§ WHAT IS REQUIRED
Search the material below for the string "soilbio" and extract each line that has it.

§ TASK DATA
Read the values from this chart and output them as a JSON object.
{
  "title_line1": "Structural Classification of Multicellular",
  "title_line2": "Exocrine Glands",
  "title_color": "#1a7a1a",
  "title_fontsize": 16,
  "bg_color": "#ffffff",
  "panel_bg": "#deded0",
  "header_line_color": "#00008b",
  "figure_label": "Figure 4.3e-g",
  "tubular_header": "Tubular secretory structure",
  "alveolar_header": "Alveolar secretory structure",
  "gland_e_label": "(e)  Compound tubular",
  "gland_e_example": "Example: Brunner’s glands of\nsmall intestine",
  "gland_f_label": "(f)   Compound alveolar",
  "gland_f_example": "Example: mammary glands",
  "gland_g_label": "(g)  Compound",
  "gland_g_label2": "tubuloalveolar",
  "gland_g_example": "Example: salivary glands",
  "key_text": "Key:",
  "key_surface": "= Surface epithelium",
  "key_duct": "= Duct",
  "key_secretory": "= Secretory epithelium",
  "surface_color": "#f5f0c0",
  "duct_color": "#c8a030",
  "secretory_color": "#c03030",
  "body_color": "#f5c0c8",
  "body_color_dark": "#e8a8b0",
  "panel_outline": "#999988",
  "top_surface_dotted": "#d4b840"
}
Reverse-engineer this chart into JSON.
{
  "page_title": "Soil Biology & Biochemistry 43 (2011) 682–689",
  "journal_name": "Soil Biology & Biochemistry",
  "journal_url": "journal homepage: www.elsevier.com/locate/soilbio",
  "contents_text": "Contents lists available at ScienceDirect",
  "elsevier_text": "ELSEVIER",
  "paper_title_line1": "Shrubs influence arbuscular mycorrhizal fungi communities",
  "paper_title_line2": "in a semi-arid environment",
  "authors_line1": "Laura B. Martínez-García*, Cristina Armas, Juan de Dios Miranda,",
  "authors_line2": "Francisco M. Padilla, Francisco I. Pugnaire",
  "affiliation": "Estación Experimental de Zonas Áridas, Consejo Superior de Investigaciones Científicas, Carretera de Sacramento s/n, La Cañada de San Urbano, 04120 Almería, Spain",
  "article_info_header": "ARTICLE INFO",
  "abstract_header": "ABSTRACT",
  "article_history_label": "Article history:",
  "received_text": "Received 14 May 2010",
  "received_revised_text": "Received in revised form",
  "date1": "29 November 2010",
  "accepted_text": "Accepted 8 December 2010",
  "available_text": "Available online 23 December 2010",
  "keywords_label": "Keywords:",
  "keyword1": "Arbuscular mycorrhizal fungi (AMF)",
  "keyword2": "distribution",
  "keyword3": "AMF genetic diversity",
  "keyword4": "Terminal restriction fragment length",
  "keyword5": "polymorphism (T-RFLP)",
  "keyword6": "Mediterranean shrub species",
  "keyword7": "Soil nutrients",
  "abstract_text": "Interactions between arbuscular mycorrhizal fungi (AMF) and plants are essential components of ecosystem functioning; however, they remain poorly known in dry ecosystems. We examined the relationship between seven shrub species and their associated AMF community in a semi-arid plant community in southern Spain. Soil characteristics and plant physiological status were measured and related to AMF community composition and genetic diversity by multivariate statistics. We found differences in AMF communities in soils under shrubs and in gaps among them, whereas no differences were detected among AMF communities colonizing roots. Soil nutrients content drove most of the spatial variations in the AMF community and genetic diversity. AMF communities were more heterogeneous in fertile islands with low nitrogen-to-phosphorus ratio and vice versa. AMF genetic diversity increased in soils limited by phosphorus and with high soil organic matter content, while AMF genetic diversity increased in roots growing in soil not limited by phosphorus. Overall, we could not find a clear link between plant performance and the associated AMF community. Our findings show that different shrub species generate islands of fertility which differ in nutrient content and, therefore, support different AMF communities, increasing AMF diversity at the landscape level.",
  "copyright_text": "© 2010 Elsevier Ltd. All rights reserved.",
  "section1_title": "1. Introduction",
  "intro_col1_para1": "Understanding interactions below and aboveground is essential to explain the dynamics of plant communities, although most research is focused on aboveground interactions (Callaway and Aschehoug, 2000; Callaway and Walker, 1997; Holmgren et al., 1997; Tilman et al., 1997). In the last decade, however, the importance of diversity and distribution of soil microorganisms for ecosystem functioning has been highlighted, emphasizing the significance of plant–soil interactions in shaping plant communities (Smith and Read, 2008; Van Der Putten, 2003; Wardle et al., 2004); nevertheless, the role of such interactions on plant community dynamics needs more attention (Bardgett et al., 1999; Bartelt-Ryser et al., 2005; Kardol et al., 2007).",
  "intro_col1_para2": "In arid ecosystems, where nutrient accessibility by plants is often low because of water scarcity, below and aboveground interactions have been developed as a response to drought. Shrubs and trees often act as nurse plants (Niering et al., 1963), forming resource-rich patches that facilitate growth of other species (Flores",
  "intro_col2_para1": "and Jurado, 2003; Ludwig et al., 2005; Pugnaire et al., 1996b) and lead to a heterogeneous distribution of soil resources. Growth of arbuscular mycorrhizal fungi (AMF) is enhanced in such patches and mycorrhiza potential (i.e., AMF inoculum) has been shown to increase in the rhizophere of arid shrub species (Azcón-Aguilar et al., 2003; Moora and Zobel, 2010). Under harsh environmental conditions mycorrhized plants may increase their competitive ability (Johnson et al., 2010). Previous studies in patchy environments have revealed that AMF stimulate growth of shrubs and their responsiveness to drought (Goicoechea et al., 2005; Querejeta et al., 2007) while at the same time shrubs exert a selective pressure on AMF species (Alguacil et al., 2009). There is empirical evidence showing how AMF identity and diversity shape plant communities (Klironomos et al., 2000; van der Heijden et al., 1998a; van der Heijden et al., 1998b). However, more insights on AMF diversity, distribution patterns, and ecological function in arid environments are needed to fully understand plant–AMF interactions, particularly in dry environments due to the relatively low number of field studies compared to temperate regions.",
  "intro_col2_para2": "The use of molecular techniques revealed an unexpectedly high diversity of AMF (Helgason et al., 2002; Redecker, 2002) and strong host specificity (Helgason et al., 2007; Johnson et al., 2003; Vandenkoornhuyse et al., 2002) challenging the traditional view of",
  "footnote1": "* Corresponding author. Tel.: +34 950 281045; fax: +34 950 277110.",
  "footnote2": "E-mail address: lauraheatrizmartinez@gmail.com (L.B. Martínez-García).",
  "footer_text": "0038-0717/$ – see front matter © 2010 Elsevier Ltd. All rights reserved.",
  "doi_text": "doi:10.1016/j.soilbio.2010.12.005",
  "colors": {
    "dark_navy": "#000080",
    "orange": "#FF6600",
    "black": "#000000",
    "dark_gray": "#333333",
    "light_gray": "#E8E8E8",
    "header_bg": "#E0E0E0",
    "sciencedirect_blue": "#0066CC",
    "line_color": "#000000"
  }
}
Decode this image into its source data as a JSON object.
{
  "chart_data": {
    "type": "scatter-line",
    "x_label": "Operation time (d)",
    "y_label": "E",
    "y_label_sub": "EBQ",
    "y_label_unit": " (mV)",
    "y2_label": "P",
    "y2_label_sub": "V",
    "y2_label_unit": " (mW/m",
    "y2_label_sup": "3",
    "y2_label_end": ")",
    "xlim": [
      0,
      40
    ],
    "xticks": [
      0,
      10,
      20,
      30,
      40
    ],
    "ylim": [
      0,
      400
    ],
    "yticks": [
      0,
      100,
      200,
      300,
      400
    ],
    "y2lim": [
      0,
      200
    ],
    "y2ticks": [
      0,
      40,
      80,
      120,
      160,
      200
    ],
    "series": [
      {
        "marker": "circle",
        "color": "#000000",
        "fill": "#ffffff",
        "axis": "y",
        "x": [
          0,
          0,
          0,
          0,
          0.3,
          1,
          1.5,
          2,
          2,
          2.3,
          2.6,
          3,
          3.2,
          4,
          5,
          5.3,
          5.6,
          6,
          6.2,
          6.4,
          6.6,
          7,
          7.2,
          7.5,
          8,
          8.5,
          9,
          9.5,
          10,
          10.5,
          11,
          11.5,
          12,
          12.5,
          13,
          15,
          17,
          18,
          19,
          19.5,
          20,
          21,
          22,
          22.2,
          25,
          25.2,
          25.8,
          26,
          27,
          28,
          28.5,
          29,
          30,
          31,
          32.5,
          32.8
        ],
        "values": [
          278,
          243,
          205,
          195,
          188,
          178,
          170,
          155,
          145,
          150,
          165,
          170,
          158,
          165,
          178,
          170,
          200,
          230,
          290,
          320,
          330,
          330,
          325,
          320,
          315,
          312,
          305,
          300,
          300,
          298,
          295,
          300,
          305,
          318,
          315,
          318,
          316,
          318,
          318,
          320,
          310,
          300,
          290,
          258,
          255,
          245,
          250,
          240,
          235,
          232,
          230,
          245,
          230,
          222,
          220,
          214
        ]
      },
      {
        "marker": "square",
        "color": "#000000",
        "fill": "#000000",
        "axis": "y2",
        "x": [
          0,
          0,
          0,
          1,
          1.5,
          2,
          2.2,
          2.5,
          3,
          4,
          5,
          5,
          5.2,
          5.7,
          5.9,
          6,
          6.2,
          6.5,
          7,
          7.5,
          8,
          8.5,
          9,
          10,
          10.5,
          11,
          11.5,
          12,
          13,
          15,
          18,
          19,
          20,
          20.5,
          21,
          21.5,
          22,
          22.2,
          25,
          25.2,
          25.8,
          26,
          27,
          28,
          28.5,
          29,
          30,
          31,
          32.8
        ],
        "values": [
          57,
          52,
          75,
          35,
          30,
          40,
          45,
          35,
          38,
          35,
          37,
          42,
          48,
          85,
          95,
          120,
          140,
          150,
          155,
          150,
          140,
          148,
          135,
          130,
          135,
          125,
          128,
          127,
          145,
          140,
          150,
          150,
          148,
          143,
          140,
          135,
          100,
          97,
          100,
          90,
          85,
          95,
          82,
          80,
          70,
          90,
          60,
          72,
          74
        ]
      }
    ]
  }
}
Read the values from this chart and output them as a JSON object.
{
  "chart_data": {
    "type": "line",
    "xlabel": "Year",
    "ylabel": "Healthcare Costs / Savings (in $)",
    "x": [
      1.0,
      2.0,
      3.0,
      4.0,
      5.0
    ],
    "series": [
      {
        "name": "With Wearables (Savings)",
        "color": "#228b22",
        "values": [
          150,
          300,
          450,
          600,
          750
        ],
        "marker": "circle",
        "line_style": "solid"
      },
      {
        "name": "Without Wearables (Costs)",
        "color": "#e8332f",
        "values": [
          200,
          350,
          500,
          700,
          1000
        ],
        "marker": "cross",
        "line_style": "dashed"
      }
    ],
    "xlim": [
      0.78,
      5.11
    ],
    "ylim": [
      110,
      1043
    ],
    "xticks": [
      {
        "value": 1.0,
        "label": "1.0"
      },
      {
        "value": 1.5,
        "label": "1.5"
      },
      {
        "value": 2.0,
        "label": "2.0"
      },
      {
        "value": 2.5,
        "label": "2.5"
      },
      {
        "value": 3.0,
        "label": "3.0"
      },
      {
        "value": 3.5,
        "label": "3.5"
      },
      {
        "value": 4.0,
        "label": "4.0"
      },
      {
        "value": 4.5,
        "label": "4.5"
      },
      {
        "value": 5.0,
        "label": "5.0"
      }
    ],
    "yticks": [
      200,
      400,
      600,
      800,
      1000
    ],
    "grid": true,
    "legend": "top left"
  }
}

§ CORRECT OUTPUT
  "journal_url": "journal homepage: www.elsevier.com/locate/soilbio",
  "doi_text": "doi:10.1016/j.soilbio.2010.12.005",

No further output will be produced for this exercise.